**EXERCISE:** Your task is to transcribe all of the records exactly and leave out the pictures.

**SUPPLIED DATA:**

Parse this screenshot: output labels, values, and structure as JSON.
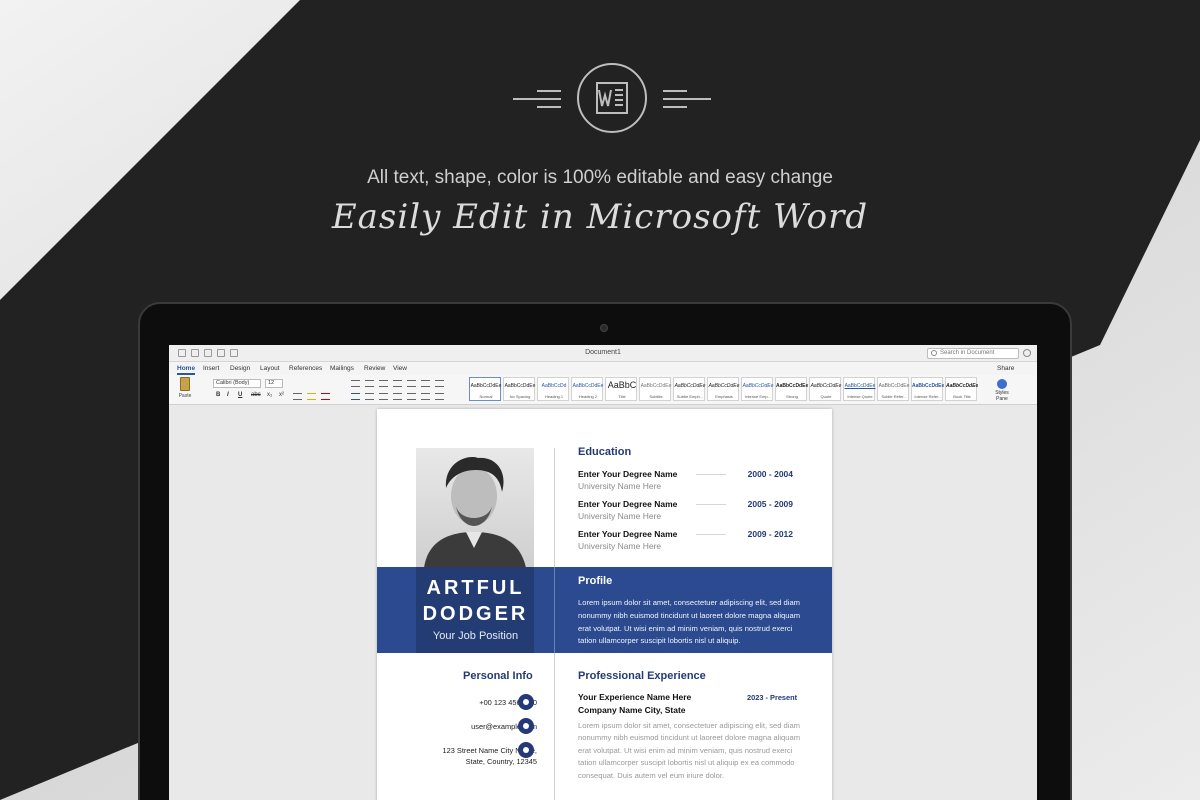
{
  "hero": {
    "app_icon": "word-icon",
    "tagline": "All text, shape, color is 100% editable and easy change",
    "headline": "Easily Edit in Microsoft Word"
  },
  "word": {
    "window_title": "Document1",
    "search_placeholder": "Search in Document",
    "tabs": [
      {
        "label": "Home",
        "active": true
      },
      {
        "label": "Insert"
      },
      {
        "label": "Design"
      },
      {
        "label": "Layout"
      },
      {
        "label": "References"
      },
      {
        "label": "Mailings"
      },
      {
        "label": "Review"
      },
      {
        "label": "View"
      }
    ],
    "share_label": "Share",
    "ribbon": {
      "paste_label": "Paste",
      "font_name": "Calibri (Body)",
      "font_size": "12",
      "format_buttons": [
        "B",
        "I",
        "U",
        "abc",
        "x₂",
        "x²"
      ],
      "styles": [
        {
          "sample": "AaBbCcDdEe",
          "name": "Normal",
          "active": true
        },
        {
          "sample": "AaBbCcDdEe",
          "name": "No Spacing"
        },
        {
          "sample": "AaBbCcDd",
          "name": "Heading 1"
        },
        {
          "sample": "AaBbCcDdEe",
          "name": "Heading 2"
        },
        {
          "sample": "AaBbC",
          "name": "Title",
          "big": true
        },
        {
          "sample": "AaBbCcDdEe",
          "name": "Subtitle"
        },
        {
          "sample": "AaBbCcDdEe",
          "name": "Subtle Emph..."
        },
        {
          "sample": "AaBbCcDdEe",
          "name": "Emphasis"
        },
        {
          "sample": "AaBbCcDdEe",
          "name": "Intense Emp..."
        },
        {
          "sample": "AaBbCcDdEe",
          "name": "Strong"
        },
        {
          "sample": "AaBbCcDdEe",
          "name": "Quote"
        },
        {
          "sample": "AaBbCcDdEe",
          "name": "Intense Quote"
        },
        {
          "sample": "AaBbCcDdEe",
          "name": "Subtle Refer..."
        },
        {
          "sample": "AaBbCcDdEe",
          "name": "Intense Refer..."
        },
        {
          "sample": "AaBbCcDdEe",
          "name": "Book Title"
        }
      ],
      "styles_pane_label": "Styles Pane"
    }
  },
  "resume": {
    "name_line1": "ARTFUL",
    "name_line2": "DODGER",
    "job_position": "Your Job Position",
    "education": {
      "heading": "Education",
      "items": [
        {
          "degree": "Enter Your Degree Name",
          "university": "University Name Here",
          "years": "2000 - 2004"
        },
        {
          "degree": "Enter Your Degree Name",
          "university": "University Name Here",
          "years": "2005 - 2009"
        },
        {
          "degree": "Enter Your Degree Name",
          "university": "University Name Here",
          "years": "2009 - 2012"
        }
      ]
    },
    "profile": {
      "heading": "Profile",
      "text": "Lorem ipsum dolor sit amet, consectetuer adipiscing elit, sed diam nonummy nibh euismod tincidunt ut laoreet dolore magna aliquam erat volutpat. Ut wisi enim ad minim veniam, quis nostrud exerci tation ullamcorper suscipit lobortis nisl ut aliquip."
    },
    "personal_info": {
      "heading": "Personal Info",
      "phone": "+00 123 4567890",
      "email": "user@example.com",
      "address_line1": "123 Street Name City Name,",
      "address_line2": "State, Country, 12345"
    },
    "experience": {
      "heading": "Professional Experience",
      "title": "Your Experience Name Here",
      "years": "2023 - Present",
      "company": "Company Name City, State",
      "text": "Lorem ipsum dolor sit amet, consectetuer adipiscing elit, sed diam nonummy nibh euismod tincidunt ut laoreet dolore magna aliquam erat volutpat. Ut wisi enim ad minim veniam, quis nostrud exerci tation ullamcorper suscipit lobortis nisl ut aliquip ex ea commodo consequat. Duis autem vel eum iriure dolor."
    }
  }
}
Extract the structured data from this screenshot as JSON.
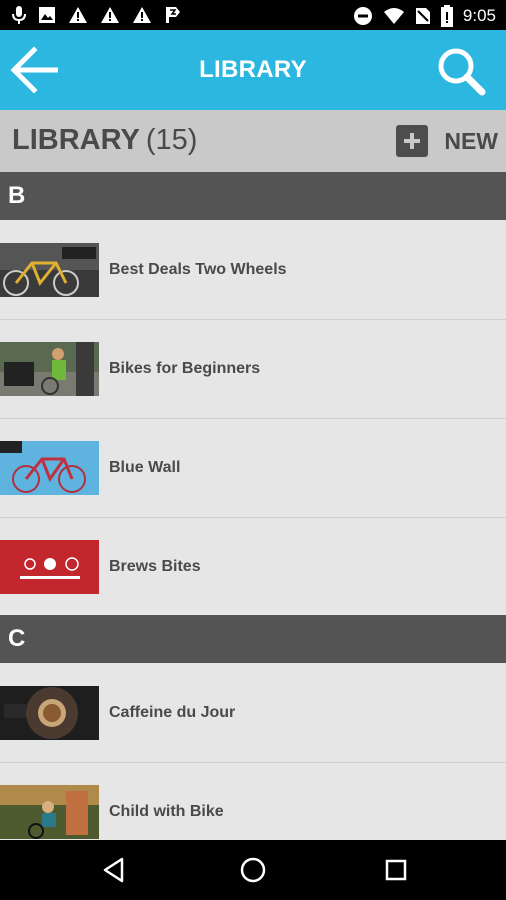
{
  "status_bar": {
    "time": "9:05",
    "left_icons": [
      "mic-icon",
      "image-icon",
      "warning-icon",
      "warning-icon",
      "warning-icon",
      "flag-icon"
    ],
    "right_icons": [
      "do-not-disturb-icon",
      "wifi-icon",
      "no-sim-icon",
      "battery-icon"
    ]
  },
  "app_bar": {
    "title": "LIBRARY",
    "back_icon": "arrow-left-icon",
    "search_icon": "search-icon",
    "color": "#2cb7e0"
  },
  "library_header": {
    "label": "LIBRARY",
    "count": "(15)",
    "new_label": "NEW"
  },
  "sections": [
    {
      "letter": "B",
      "items": [
        {
          "name": "Best Deals Two Wheels"
        },
        {
          "name": "Bikes for Beginners"
        },
        {
          "name": "Blue Wall"
        },
        {
          "name": "Brews Bites"
        }
      ]
    },
    {
      "letter": "C",
      "items": [
        {
          "name": "Caffeine du Jour"
        },
        {
          "name": "Child with Bike"
        }
      ]
    }
  ],
  "nav_bar": {
    "icons": [
      "back-triangle-icon",
      "home-circle-icon",
      "recents-square-icon"
    ]
  }
}
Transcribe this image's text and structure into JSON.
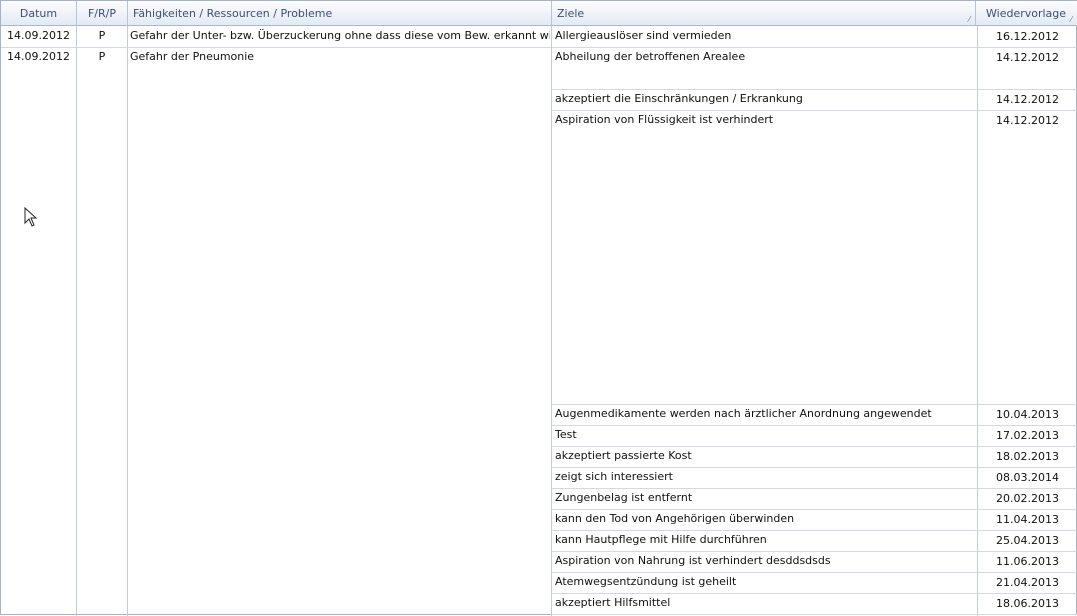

**EXERCISE OUTPUT:**
Parse this screenshot: output labels, values, and structure as JSON.
{
  "hero": {
    "app_icon": "word-icon",
    "tagline": "All text, shape, color is 100% editable and easy change",
    "headline": "Easily Edit in Microsoft Word"
  },
  "word": {
    "window_title": "Document1",
    "search_placeholder": "Search in Document",
    "tabs": [
      {
        "label": "Home",
        "active": true
      },
      {
        "label": "Insert"
      },
      {
        "label": "Design"
      },
      {
        "label": "Layout"
      },
      {
        "label": "References"
      },
      {
        "label": "Mailings"
      },
      {
        "label": "Review"
      },
      {
        "label": "View"
      }
    ],
    "share_label": "Share",
    "ribbon": {
      "paste_label": "Paste",
      "font_name": "Calibri (Body)",
      "font_size": "12",
      "format_buttons": [
        "B",
        "I",
        "U",
        "abc",
        "x₂",
        "x²"
      ],
      "styles": [
        {
          "sample": "AaBbCcDdEe",
          "name": "Normal",
          "active": true
        },
        {
          "sample": "AaBbCcDdEe",
          "name": "No Spacing"
        },
        {
          "sample": "AaBbCcDd",
          "name": "Heading 1"
        },
        {
          "sample": "AaBbCcDdEe",
          "name": "Heading 2"
        },
        {
          "sample": "AaBbC",
          "name": "Title",
          "big": true
        },
        {
          "sample": "AaBbCcDdEe",
          "name": "Subtitle"
        },
        {
          "sample": "AaBbCcDdEe",
          "name": "Subtle Emph..."
        },
        {
          "sample": "AaBbCcDdEe",
          "name": "Emphasis"
        },
        {
          "sample": "AaBbCcDdEe",
          "name": "Intense Emp..."
        },
        {
          "sample": "AaBbCcDdEe",
          "name": "Strong"
        },
        {
          "sample": "AaBbCcDdEe",
          "name": "Quote"
        },
        {
          "sample": "AaBbCcDdEe",
          "name": "Intense Quote"
        },
        {
          "sample": "AaBbCcDdEe",
          "name": "Subtle Refer..."
        },
        {
          "sample": "AaBbCcDdEe",
          "name": "Intense Refer..."
        },
        {
          "sample": "AaBbCcDdEe",
          "name": "Book Title"
        }
      ],
      "styles_pane_label": "Styles Pane"
    }
  },
  "resume": {
    "name_line1": "ARTFUL",
    "name_line2": "DODGER",
    "job_position": "Your Job Position",
    "education": {
      "heading": "Education",
      "items": [
        {
          "degree": "Enter Your Degree Name",
          "university": "University Name Here",
          "years": "2000 - 2004"
        },
        {
          "degree": "Enter Your Degree Name",
          "university": "University Name Here",
          "years": "2005 - 2009"
        },
        {
          "degree": "Enter Your Degree Name",
          "university": "University Name Here",
          "years": "2009 - 2012"
        }
      ]
    },
    "profile": {
      "heading": "Profile",
      "text": "Lorem ipsum dolor sit amet, consectetuer adipiscing elit, sed diam nonummy nibh euismod tincidunt ut laoreet dolore magna aliquam erat volutpat. Ut wisi enim ad minim veniam, quis nostrud exerci tation ullamcorper suscipit lobortis nisl ut aliquip."
    },
    "personal_info": {
      "heading": "Personal Info",
      "phone": "+00 123 4567890",
      "email": "user@example.com",
      "address_line1": "123 Street Name City Name,",
      "address_line2": "State, Country, 12345"
    },
    "experience": {
      "heading": "Professional Experience",
      "title": "Your Experience Name Here",
      "years": "2023 - Present",
      "company": "Company Name City, State",
      "text": "Lorem ipsum dolor sit amet, consectetuer adipiscing elit, sed diam nonummy nibh euismod tincidunt ut laoreet dolore magna aliquam erat volutpat. Ut wisi enim ad minim veniam, quis nostrud exerci tation ullamcorper suscipit lobortis nisl ut aliquip ex ea commodo consequat. Duis autem vel eum iriure dolor."
    }
  }
}
Extract the structured data from this screenshot as JSON.
{
  "status_bar": {
    "time": "9:05",
    "left_icons": [
      "mic-icon",
      "image-icon",
      "warning-icon",
      "warning-icon",
      "warning-icon",
      "flag-icon"
    ],
    "right_icons": [
      "do-not-disturb-icon",
      "wifi-icon",
      "no-sim-icon",
      "battery-icon"
    ]
  },
  "app_bar": {
    "title": "LIBRARY",
    "back_icon": "arrow-left-icon",
    "search_icon": "search-icon",
    "color": "#2cb7e0"
  },
  "library_header": {
    "label": "LIBRARY",
    "count": "(15)",
    "new_label": "NEW"
  },
  "sections": [
    {
      "letter": "B",
      "items": [
        {
          "name": "Best Deals Two Wheels"
        },
        {
          "name": "Bikes for Beginners"
        },
        {
          "name": "Blue Wall"
        },
        {
          "name": "Brews Bites"
        }
      ]
    },
    {
      "letter": "C",
      "items": [
        {
          "name": "Caffeine du Jour"
        },
        {
          "name": "Child with Bike"
        }
      ]
    }
  ],
  "nav_bar": {
    "icons": [
      "back-triangle-icon",
      "home-circle-icon",
      "recents-square-icon"
    ]
  }
}
Transcribe this image's text and structure into JSON.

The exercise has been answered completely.